Task requirements
Quote, without any change, the line that contains "Output a JSON" and all lines that follow it to the end of the data below.

##### Supplied data #####

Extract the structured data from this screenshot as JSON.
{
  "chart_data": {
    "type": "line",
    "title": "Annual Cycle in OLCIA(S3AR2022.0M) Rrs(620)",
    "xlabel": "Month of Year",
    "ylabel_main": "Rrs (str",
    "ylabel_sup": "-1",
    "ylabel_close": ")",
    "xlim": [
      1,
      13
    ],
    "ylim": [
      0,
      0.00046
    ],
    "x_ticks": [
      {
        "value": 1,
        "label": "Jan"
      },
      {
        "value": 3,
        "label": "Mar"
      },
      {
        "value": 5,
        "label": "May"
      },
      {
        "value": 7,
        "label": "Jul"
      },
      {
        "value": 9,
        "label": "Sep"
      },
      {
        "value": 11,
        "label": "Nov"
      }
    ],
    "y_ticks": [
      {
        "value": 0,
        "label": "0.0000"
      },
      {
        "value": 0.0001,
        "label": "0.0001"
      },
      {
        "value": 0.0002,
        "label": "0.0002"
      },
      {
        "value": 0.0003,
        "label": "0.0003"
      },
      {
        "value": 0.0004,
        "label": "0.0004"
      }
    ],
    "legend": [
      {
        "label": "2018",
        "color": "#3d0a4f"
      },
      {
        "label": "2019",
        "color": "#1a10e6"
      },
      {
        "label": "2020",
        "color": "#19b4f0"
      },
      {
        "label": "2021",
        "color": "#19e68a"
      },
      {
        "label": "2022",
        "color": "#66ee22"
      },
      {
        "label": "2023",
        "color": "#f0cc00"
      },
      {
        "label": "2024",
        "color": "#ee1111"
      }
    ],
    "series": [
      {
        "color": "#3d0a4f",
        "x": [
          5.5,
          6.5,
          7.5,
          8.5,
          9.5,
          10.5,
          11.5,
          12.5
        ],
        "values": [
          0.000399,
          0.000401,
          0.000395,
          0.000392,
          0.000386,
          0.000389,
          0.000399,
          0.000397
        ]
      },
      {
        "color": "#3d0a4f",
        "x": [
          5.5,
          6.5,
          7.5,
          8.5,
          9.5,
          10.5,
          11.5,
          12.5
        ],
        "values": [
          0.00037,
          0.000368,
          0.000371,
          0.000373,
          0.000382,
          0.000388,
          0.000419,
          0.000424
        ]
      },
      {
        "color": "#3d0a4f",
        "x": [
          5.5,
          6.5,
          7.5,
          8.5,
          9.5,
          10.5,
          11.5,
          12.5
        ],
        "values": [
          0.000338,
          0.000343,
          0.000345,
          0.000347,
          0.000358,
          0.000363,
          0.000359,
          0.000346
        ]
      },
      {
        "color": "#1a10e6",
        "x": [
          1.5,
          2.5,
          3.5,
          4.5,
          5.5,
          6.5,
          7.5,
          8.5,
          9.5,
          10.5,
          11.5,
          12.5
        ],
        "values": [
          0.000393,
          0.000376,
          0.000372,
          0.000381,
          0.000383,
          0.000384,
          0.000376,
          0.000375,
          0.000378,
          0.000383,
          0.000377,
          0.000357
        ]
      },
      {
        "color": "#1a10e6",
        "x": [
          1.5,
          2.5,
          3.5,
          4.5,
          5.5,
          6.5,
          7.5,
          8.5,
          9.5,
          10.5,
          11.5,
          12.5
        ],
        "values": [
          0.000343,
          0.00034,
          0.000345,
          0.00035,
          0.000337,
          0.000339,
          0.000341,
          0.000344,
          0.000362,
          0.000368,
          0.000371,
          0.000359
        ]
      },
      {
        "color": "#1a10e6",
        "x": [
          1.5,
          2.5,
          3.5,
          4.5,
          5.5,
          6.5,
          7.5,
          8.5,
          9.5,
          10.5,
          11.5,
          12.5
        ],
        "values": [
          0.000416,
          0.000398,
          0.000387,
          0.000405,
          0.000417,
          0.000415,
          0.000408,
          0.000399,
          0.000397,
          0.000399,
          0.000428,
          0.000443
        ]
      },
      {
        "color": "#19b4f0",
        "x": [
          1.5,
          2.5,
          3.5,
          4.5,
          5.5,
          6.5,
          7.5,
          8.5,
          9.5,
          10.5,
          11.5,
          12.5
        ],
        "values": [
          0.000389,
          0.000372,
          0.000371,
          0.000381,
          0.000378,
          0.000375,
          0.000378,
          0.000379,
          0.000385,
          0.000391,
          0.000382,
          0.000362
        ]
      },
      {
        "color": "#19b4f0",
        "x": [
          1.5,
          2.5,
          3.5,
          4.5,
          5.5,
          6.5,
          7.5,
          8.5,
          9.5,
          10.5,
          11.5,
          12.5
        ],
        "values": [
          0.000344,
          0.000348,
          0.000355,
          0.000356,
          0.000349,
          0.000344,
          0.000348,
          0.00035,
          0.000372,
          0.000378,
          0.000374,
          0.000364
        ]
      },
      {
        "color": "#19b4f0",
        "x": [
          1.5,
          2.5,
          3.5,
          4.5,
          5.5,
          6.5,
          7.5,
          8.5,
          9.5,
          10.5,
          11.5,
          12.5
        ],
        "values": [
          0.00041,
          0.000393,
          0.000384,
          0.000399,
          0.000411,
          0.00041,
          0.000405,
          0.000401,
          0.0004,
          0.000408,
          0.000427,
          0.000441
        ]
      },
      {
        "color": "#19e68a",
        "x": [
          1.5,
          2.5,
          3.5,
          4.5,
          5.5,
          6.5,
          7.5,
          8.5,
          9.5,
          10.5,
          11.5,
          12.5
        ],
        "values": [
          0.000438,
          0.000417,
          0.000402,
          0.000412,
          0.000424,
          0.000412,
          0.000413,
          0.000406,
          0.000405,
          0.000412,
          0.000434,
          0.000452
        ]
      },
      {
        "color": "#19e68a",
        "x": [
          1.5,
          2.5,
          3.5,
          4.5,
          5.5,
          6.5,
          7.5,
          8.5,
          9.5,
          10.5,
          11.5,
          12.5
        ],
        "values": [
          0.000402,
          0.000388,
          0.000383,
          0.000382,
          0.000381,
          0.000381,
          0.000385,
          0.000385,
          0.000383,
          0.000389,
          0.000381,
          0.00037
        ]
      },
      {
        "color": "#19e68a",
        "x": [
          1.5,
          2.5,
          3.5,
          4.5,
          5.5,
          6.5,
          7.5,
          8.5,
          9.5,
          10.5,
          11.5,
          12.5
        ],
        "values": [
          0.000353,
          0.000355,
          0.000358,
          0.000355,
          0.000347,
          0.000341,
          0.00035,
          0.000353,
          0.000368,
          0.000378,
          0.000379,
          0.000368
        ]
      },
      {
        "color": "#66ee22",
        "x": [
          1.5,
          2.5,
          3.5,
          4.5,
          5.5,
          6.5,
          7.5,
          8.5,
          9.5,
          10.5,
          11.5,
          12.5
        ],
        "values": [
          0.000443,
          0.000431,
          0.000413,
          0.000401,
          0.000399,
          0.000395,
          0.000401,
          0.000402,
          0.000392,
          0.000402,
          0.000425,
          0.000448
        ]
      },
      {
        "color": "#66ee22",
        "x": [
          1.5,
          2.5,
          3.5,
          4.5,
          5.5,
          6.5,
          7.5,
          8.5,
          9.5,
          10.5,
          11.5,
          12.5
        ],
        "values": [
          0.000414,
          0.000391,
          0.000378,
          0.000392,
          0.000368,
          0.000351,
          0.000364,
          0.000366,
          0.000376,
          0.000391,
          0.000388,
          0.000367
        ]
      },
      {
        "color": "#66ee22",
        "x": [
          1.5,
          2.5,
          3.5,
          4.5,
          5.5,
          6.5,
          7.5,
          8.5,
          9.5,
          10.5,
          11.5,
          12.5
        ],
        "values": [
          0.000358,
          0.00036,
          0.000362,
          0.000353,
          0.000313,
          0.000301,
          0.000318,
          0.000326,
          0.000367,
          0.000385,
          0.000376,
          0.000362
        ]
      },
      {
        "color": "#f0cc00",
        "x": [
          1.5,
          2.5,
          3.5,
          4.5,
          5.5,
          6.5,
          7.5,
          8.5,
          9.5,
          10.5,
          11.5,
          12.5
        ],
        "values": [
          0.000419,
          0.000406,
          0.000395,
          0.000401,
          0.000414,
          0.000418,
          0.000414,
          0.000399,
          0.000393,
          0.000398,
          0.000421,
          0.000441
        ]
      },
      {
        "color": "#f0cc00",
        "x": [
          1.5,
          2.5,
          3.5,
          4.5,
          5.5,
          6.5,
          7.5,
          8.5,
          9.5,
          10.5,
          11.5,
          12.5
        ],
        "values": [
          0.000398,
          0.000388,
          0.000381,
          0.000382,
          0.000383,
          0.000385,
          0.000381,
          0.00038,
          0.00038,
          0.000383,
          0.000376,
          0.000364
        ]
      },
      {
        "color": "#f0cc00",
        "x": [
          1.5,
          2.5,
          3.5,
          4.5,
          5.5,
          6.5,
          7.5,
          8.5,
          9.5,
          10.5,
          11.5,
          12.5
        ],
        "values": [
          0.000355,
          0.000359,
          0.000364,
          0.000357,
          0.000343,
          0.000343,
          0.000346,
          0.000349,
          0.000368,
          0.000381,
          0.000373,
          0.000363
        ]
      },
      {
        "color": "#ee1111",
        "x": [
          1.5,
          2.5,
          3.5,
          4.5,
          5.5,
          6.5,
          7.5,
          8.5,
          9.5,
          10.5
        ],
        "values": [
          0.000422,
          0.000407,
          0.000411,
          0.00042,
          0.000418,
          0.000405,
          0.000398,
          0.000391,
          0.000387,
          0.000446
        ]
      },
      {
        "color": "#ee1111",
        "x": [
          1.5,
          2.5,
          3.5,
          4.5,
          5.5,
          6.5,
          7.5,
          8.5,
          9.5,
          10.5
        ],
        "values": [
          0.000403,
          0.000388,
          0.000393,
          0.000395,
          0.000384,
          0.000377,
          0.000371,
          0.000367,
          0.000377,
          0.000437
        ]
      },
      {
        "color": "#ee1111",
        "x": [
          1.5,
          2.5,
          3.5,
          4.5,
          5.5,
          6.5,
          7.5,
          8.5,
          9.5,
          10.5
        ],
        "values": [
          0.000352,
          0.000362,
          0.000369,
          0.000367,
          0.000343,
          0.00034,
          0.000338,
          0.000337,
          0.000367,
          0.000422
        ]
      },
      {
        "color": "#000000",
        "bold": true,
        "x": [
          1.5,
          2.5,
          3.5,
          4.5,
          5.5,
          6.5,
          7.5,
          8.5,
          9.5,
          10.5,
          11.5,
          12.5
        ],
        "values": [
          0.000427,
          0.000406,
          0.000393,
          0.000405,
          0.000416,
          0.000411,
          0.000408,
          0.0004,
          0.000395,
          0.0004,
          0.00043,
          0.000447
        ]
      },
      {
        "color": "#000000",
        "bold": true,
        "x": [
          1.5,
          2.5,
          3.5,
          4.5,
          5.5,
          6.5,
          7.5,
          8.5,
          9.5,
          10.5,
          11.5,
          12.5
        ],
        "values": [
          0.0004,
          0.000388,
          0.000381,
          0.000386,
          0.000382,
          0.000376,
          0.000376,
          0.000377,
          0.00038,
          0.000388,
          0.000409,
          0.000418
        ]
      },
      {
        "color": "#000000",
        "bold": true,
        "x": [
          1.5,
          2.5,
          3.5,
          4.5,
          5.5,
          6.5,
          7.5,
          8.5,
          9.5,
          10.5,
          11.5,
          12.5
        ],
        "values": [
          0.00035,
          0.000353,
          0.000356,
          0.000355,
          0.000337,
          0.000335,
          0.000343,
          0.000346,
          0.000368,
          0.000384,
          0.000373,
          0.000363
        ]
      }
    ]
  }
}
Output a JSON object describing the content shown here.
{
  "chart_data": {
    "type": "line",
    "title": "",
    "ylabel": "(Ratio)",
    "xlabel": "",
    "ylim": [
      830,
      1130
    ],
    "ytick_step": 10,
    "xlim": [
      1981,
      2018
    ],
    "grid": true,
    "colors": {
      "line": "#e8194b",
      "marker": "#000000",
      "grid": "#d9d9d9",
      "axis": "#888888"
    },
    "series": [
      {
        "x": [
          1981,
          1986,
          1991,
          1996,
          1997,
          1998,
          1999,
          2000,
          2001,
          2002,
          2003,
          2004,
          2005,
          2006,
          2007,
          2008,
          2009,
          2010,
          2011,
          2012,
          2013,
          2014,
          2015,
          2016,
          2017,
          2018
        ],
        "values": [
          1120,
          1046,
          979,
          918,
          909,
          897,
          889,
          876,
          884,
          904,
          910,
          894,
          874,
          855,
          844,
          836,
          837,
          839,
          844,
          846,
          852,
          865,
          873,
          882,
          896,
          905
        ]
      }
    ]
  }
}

#####

Expected output
Output a JSON object describing the content shown here.
{
  "chart_data": {
    "type": "line",
    "title": "",
    "ylabel": "(Ratio)",
    "xlabel": "",
    "ylim": [
      830,
      1130
    ],
    "ytick_step": 10,
    "xlim": [
      1981,
      2018
    ],
    "grid": true,
    "colors": {
      "line": "#e8194b",
      "marker": "#000000",
      "grid": "#d9d9d9",
      "axis": "#888888"
    },
    "series": [
      {
        "x": [
          1981,
          1986,
          1991,
          1996,
          1997,
          1998,
          1999,
          2000,
          2001,
          2002,
          2003,
          2004,
          2005,
          2006,
          2007,
          2008,
          2009,
          2010,
          2011,
          2012,
          2013,
          2014,
          2015,
          2016,
          2017,
          2018
        ],
        "values": [
          1120,
          1046,
          979,
          918,
          909,
          897,
          889,
          876,
          884,
          904,
          910,
          894,
          874,
          855,
          844,
          836,
          837,
          839,
          844,
          846,
          852,
          865,
          873,
          882,
          896,
          905
        ]
      }
    ]
  }
}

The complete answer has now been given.